AIM OF THE EXERCISE.
Give the number of lines that include the word "Λευκωσίας", and nothing else.

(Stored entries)
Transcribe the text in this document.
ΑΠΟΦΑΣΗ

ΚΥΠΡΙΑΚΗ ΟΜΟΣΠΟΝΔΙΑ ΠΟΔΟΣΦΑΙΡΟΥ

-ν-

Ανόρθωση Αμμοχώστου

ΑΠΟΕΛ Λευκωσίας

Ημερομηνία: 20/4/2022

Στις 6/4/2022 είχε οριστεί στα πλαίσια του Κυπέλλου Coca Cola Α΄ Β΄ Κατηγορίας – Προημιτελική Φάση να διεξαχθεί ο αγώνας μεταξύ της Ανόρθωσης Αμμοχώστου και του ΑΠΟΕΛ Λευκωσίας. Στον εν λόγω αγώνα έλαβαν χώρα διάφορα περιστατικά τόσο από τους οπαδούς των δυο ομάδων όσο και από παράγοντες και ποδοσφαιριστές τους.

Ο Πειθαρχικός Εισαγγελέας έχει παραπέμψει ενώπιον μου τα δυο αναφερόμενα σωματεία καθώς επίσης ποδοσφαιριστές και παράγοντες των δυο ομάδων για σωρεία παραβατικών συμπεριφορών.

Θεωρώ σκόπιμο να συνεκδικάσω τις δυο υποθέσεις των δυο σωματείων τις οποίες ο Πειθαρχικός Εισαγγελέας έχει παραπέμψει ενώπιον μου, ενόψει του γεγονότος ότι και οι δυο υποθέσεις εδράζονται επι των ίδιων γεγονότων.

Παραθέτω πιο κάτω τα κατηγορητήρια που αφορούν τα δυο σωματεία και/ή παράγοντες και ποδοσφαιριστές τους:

RESULT FOR THIS EXERCISE.
2